What’s not to like about biomass? Deforestation, pollution and overpriced power.
The Enviva wood pellet plant in Southampton, Va. (Sarah Vogelsong/The Virginia Mercury)
What if you could get your electricity from a fuel that destroys forests, produces more air pollution than coal, and is priced higher than alternatives?
“Wow, sign me up!” you would not say, because as a sane person you don’t like deforestation, pollution and overpriced power.
Also, because you are not Dominion Energy Virginia. Dominion burned wood at one power plant from 1994 until last year; converted three small coal plants to wood-burning in 2013; and burns wood along with coal at its Virginia City coal plant. This “biomass” energy makes up about one percent of the electricity Dominion sells to Virginia ratepayers, according to its most recent IRP.
Biomass counts as renewable under the Virginia Code, so in theory it can also be used to supply customers who are willing to pay extra for renewable energy. Lots of people want renewable energy these days. Unfortunately for Dominion, they want clean, non-polluting renewables like wind and solar. No one is clamoring for biomass.
We recently learned just how much more expensive biomass is when the State Corporation Commission held a hearing on Dominion’s latest effort to get a renewable energy tariff approved. Rider TRG combines wind, solar and hydro with biomass, originally including biomass burned at the Virginia City coal plant.
Pretty much everyone hates the proposed tariff, as the Virginia Mercury reported. Counties looking to buy renewable energy objected. Corporate customers said they wouldn’t buy it.
So, in a halfway step meant to mollify opponents, Dominion offered to remove the Virginia City coal plant from the list of sources, while leaving in the rest of the biomass facilities.
Here’s the interesting part: taking Virginia City out made the program more affordable. Having biomass as part of the renewable energy mix, it turns out, doesn’t save money for participants; it costs extra.
In that case, you might say (again, you being a sane person), Dominion ought to remove all the biomass from Rider TRG and save participants even more money, while making it a program people might actually want.
And indeed, the SCC staff calculated that if all the biomass were to be removed, it would reduce the cost by almost two-thirds. For average residential customers using 1,000 kilowatt-hours per month, removing biomass from Rider TRG would mean the added cost of making all their power renewable would fall from $4.21 per month to $1.78.
A no-brainer, right? Making the program both cleaner and more affordable would make it more popular and spur construction of new renewable energy facilities.

INFORMATION SHOWN:
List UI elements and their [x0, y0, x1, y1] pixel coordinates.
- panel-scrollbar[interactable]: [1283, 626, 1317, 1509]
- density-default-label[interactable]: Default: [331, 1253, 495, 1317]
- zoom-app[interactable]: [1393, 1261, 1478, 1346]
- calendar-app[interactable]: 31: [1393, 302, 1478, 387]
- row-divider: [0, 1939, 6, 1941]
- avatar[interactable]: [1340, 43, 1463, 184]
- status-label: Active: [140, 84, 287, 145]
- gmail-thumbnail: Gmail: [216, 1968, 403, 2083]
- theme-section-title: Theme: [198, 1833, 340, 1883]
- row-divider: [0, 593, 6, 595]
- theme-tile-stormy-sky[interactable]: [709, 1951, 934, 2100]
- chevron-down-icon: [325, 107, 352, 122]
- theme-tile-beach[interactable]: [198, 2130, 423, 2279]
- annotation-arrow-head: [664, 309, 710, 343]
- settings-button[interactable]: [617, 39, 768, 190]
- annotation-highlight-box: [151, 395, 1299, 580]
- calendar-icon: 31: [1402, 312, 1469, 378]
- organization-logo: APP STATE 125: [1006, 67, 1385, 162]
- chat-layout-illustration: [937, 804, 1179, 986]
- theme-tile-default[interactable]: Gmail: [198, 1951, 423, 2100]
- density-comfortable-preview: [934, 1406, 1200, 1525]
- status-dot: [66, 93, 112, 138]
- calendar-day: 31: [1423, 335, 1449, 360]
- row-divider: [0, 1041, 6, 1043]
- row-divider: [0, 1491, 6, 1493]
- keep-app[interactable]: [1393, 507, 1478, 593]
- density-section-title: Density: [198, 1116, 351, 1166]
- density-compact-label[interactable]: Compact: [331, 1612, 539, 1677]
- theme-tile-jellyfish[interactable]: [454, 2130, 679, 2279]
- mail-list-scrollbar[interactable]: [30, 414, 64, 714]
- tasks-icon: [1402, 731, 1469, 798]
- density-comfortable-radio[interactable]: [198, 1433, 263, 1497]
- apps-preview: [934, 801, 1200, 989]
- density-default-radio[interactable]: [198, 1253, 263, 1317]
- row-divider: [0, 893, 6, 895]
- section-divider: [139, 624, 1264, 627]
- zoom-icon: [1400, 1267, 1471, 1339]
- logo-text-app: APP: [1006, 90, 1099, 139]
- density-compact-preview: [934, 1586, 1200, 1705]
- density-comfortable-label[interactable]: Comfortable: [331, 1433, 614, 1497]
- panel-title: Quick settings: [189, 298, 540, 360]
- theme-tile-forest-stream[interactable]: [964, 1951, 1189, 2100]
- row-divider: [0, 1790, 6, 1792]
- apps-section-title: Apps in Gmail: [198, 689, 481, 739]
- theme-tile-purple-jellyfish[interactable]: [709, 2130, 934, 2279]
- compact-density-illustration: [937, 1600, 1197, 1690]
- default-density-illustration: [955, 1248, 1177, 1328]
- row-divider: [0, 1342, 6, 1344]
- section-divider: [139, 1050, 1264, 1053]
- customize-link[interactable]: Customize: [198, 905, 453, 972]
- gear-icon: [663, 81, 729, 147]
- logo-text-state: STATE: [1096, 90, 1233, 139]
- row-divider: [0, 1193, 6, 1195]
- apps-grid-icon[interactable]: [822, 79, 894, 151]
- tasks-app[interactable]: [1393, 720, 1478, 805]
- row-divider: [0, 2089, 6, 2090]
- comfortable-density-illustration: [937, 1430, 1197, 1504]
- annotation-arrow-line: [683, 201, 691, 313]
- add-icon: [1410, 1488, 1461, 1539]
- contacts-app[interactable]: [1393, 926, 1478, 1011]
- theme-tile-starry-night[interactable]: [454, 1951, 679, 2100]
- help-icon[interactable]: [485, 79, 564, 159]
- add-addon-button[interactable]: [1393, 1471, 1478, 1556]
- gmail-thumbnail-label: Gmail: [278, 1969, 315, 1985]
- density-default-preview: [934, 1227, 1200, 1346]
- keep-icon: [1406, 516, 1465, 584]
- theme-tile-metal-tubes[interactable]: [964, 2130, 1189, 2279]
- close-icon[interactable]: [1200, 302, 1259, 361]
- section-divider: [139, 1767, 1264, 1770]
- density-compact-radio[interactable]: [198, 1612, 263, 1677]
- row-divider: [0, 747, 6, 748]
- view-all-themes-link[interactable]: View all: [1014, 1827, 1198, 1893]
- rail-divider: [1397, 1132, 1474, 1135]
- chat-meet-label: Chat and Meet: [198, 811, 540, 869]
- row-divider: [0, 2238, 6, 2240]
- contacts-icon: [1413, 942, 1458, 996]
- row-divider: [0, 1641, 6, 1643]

YOUR TASKS:
a – Print the passage of the biomass piece starting with "What’s not to" and going on through "most recent IRP.".
b – Answer these questions using the biomass piece:
(i) In what year did Dominion convert three small coal plants to burn wood?
(ii) About what share of the electricity Dominion sells to Virginia ratepayers comes from biomass?
(iii) For an average residential customer using 1,000 kilowatt-hours per month, what would the added monthly cost fall to if all the biomass were removed from Rider TRG?

EXERCISE RESULTS:
a –
What’s not to like about biomass? Deforestation, pollution and overpriced power.
The Enviva wood pellet plant in Southampton, Va. (Sarah Vogelsong/The Virginia Mercury)
What if you could get your electricity from a fuel that destroys forests, produces more air pollution than coal, and is priced higher than alternatives?
“Wow, sign me up!” you would not say, because as a sane person you don’t like deforestation, pollution and overpriced power.
Also, because you are not Dominion Energy Virginia. Dominion burned wood at one power plant from 1994 until last year; converted three small coal plants to wood-burning in 2013; and burns wood along with coal at its Virginia City coal plant. This “biomass” energy makes up about one percent of the electricity Dominion sells to Virginia ratepayers, according to its most recent IRP.

b –
(i) 2013
(ii) About one percent
(iii) $1.78 per month, down from $4.21